Entries provided >>
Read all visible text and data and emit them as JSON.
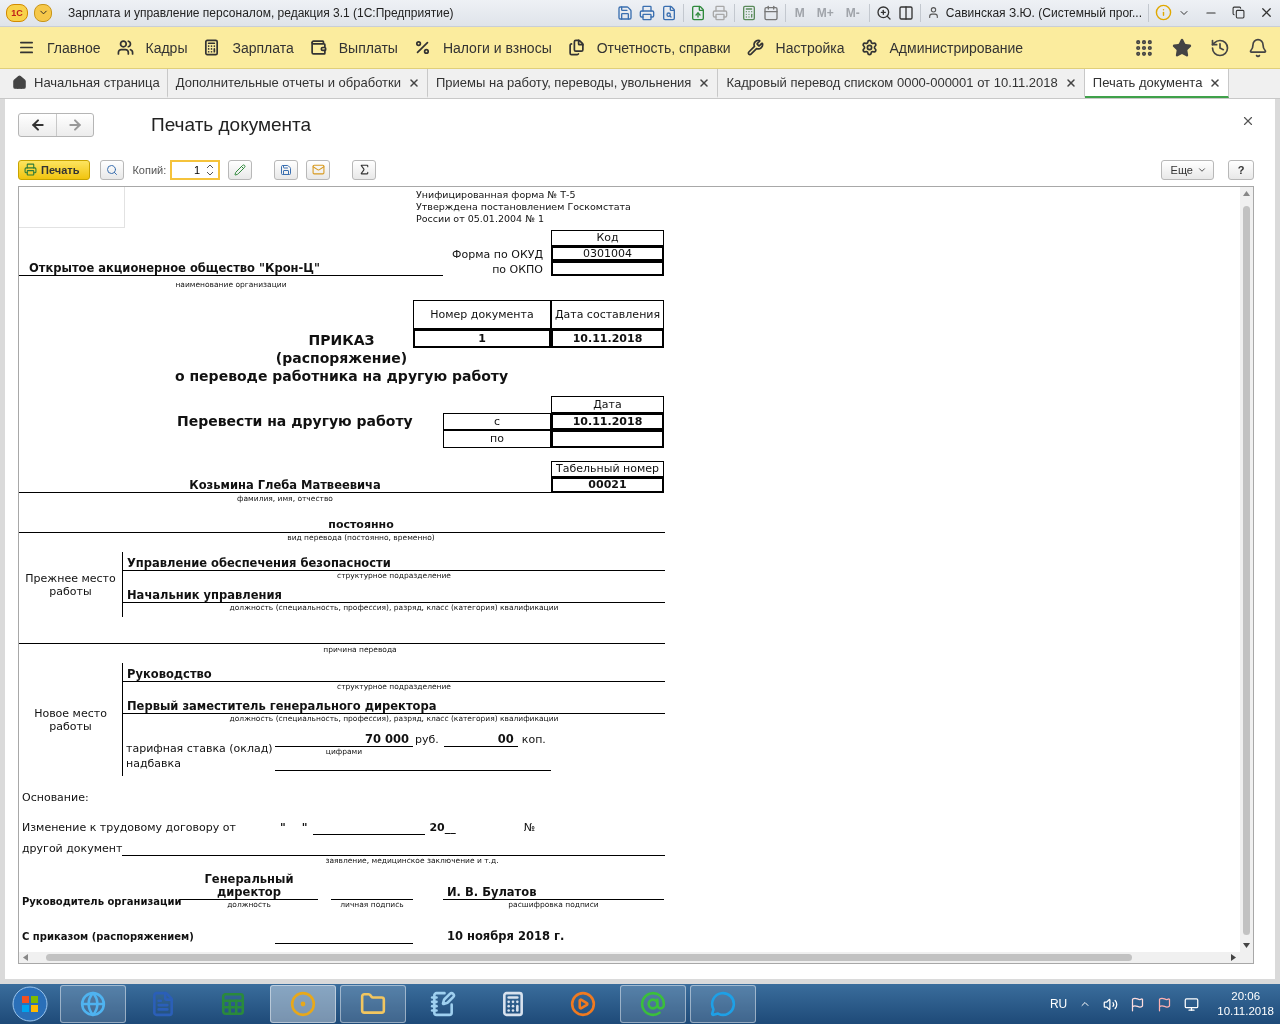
{
  "window": {
    "logo": "1С",
    "title": "Зарплата и управление персоналом, редакция 3.1  (1С:Предприятие)",
    "memory_buttons": [
      "M",
      "M+",
      "M-"
    ],
    "user": "Савинская З.Ю. (Системный прог..."
  },
  "menu": [
    {
      "label": "Главное"
    },
    {
      "label": "Кадры"
    },
    {
      "label": "Зарплата"
    },
    {
      "label": "Выплаты"
    },
    {
      "label": "Налоги и взносы"
    },
    {
      "label": "Отчетность, справки"
    },
    {
      "label": "Настройка"
    },
    {
      "label": "Администрирование"
    }
  ],
  "tabs": [
    {
      "label": "Начальная страница",
      "selected": false,
      "closable": false
    },
    {
      "label": "Дополнительные отчеты и обработки",
      "selected": false,
      "closable": true
    },
    {
      "label": "Приемы на работу, переводы, увольнения",
      "selected": false,
      "closable": true
    },
    {
      "label": "Кадровый перевод списком 0000-000001 от 10.11.2018",
      "selected": false,
      "closable": true
    },
    {
      "label": "Печать документа",
      "selected": true,
      "closable": true
    }
  ],
  "form": {
    "title": "Печать документа",
    "print": "Печать",
    "copies_label": "Копий:",
    "copies": "1",
    "more": "Еще",
    "help": "?"
  },
  "document": {
    "header_lines": [
      "Унифицированная форма № Т-5",
      "Утверждена постановлением Госкомстата",
      "России от 05.01.2004 № 1"
    ],
    "code_header": "Код",
    "okud_label": "Форма по ОКУД",
    "okud": "0301004",
    "okpo_label": "по ОКПО",
    "org": "Открытое акционерное общество \"Крон-Ц\"",
    "org_caption": "наименование организации",
    "number_header": "Номер документа",
    "date_header": "Дата составления",
    "number": "1",
    "date": "10.11.2018",
    "title": [
      "ПРИКАЗ",
      "(распоряжение)",
      "о переводе работника на другую работу"
    ],
    "transfer": "Перевести на другую работу",
    "date_column": "Дата",
    "from_label": "с",
    "from": "10.11.2018",
    "to_label": "по",
    "tab_header": "Табельный номер",
    "tab_number": "00021",
    "employee": "Козьмина Глеба Матвеевича",
    "employee_caption": "фамилия, имя, отчество",
    "transfer_kind": "постоянно",
    "transfer_kind_caption": "вид перевода (постоянно, временно)",
    "old_place": {
      "label": "Прежнее место работы",
      "department": "Управление обеспечения безопасности",
      "department_caption": "структурное подразделение",
      "position": "Начальник управления",
      "position_caption": "должность (специальность, профессия), разряд, класс (категория) квалификации"
    },
    "reason_caption": "причина перевода",
    "new_place": {
      "label": "Новое место работы",
      "department": "Руководство",
      "department_caption": "структурное подразделение",
      "position": "Первый заместитель генерального директора",
      "position_caption": "должность (специальность, профессия), разряд, класс (категория) квалификации",
      "rate_label": "тарифная ставка (оклад)",
      "rate": "70 000",
      "rub": "руб.",
      "kop_value": "00",
      "kop": "коп.",
      "digits_caption": "цифрами",
      "bonus_label": "надбавка"
    },
    "basis": "Основание:",
    "contract_label": "Изменение к трудовому договору от",
    "open_quote": "\"",
    "close_quote": "\"",
    "year": "20__",
    "number_sign": "№",
    "other_label": "другой документ",
    "other_caption": "заявление, медицинское заключение и т.д.",
    "head_label": "Руководитель организации",
    "head_position": "Генеральный директор",
    "position_caption": "должность",
    "signature_caption": "личная подпись",
    "head_name": "И. В. Булатов",
    "name_caption": "расшифровка подписи",
    "ack_label": "С приказом (распоряжением)",
    "ack_date": "10 ноября 2018 г."
  },
  "taskbar": {
    "apps": [
      {
        "running": true,
        "selected": false
      },
      {
        "running": false,
        "selected": false
      },
      {
        "running": false,
        "selected": false
      },
      {
        "running": true,
        "selected": true
      },
      {
        "running": true,
        "selected": false
      },
      {
        "running": false,
        "selected": false
      },
      {
        "running": false,
        "selected": false
      },
      {
        "running": false,
        "selected": false
      },
      {
        "running": true,
        "selected": false
      },
      {
        "running": true,
        "selected": false
      }
    ],
    "language": "RU",
    "time": "20:06",
    "date": "10.11.2018"
  }
}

What the task asks >> Send back the data above word for word, with the pictures left out.

Exercise solution >>
Read all visible text and data and emit them as JSON.
{
  "window": {
    "logo": "1С",
    "title": "Зарплата и управление персоналом, редакция 3.1  (1С:Предприятие)",
    "memory_buttons": [
      "M",
      "M+",
      "M-"
    ],
    "user": "Савинская З.Ю. (Системный прог..."
  },
  "menu": [
    {
      "label": "Главное"
    },
    {
      "label": "Кадры"
    },
    {
      "label": "Зарплата"
    },
    {
      "label": "Выплаты"
    },
    {
      "label": "Налоги и взносы"
    },
    {
      "label": "Отчетность, справки"
    },
    {
      "label": "Настройка"
    },
    {
      "label": "Администрирование"
    }
  ],
  "tabs": [
    {
      "label": "Начальная страница",
      "selected": false,
      "closable": false
    },
    {
      "label": "Дополнительные отчеты и обработки",
      "selected": false,
      "closable": true
    },
    {
      "label": "Приемы на работу, переводы, увольнения",
      "selected": false,
      "closable": true
    },
    {
      "label": "Кадровый перевод списком 0000-000001 от 10.11.2018",
      "selected": false,
      "closable": true
    },
    {
      "label": "Печать документа",
      "selected": true,
      "closable": true
    }
  ],
  "form": {
    "title": "Печать документа",
    "print": "Печать",
    "copies_label": "Копий:",
    "copies": "1",
    "more": "Еще",
    "help": "?"
  },
  "document": {
    "header_lines": [
      "Унифицированная форма № Т-5",
      "Утверждена постановлением Госкомстата",
      "России от 05.01.2004 № 1"
    ],
    "code_header": "Код",
    "okud_label": "Форма по ОКУД",
    "okud": "0301004",
    "okpo_label": "по ОКПО",
    "org": "Открытое акционерное общество \"Крон-Ц\"",
    "org_caption": "наименование организации",
    "number_header": "Номер документа",
    "date_header": "Дата составления",
    "number": "1",
    "date": "10.11.2018",
    "title": [
      "ПРИКАЗ",
      "(распоряжение)",
      "о переводе работника на другую работу"
    ],
    "transfer": "Перевести на другую работу",
    "date_column": "Дата",
    "from_label": "с",
    "from": "10.11.2018",
    "to_label": "по",
    "tab_header": "Табельный номер",
    "tab_number": "00021",
    "employee": "Козьмина Глеба Матвеевича",
    "employee_caption": "фамилия, имя, отчество",
    "transfer_kind": "постоянно",
    "transfer_kind_caption": "вид перевода (постоянно, временно)",
    "old_place": {
      "label": "Прежнее место работы",
      "department": "Управление обеспечения безопасности",
      "department_caption": "структурное подразделение",
      "position": "Начальник управления",
      "position_caption": "должность (специальность, профессия), разряд, класс (категория) квалификации"
    },
    "reason_caption": "причина перевода",
    "new_place": {
      "label": "Новое место работы",
      "department": "Руководство",
      "department_caption": "структурное подразделение",
      "position": "Первый заместитель генерального директора",
      "position_caption": "должность (специальность, профессия), разряд, класс (категория) квалификации",
      "rate_label": "тарифная ставка (оклад)",
      "rate": "70 000",
      "rub": "руб.",
      "kop_value": "00",
      "kop": "коп.",
      "digits_caption": "цифрами",
      "bonus_label": "надбавка"
    },
    "basis": "Основание:",
    "contract_label": "Изменение к трудовому договору от",
    "open_quote": "\"",
    "close_quote": "\"",
    "year": "20__",
    "number_sign": "№",
    "other_label": "другой документ",
    "other_caption": "заявление, медицинское заключение и т.д.",
    "head_label": "Руководитель организации",
    "head_position": "Генеральный директор",
    "position_caption": "должность",
    "signature_caption": "личная подпись",
    "head_name": "И. В. Булатов",
    "name_caption": "расшифровка подписи",
    "ack_label": "С приказом (распоряжением)",
    "ack_date": "10 ноября 2018 г."
  },
  "taskbar": {
    "apps": [
      {
        "running": true,
        "selected": false
      },
      {
        "running": false,
        "selected": false
      },
      {
        "running": false,
        "selected": false
      },
      {
        "running": true,
        "selected": true
      },
      {
        "running": true,
        "selected": false
      },
      {
        "running": false,
        "selected": false
      },
      {
        "running": false,
        "selected": false
      },
      {
        "running": false,
        "selected": false
      },
      {
        "running": true,
        "selected": false
      },
      {
        "running": true,
        "selected": false
      }
    ],
    "language": "RU",
    "time": "20:06",
    "date": "10.11.2018"
  }
}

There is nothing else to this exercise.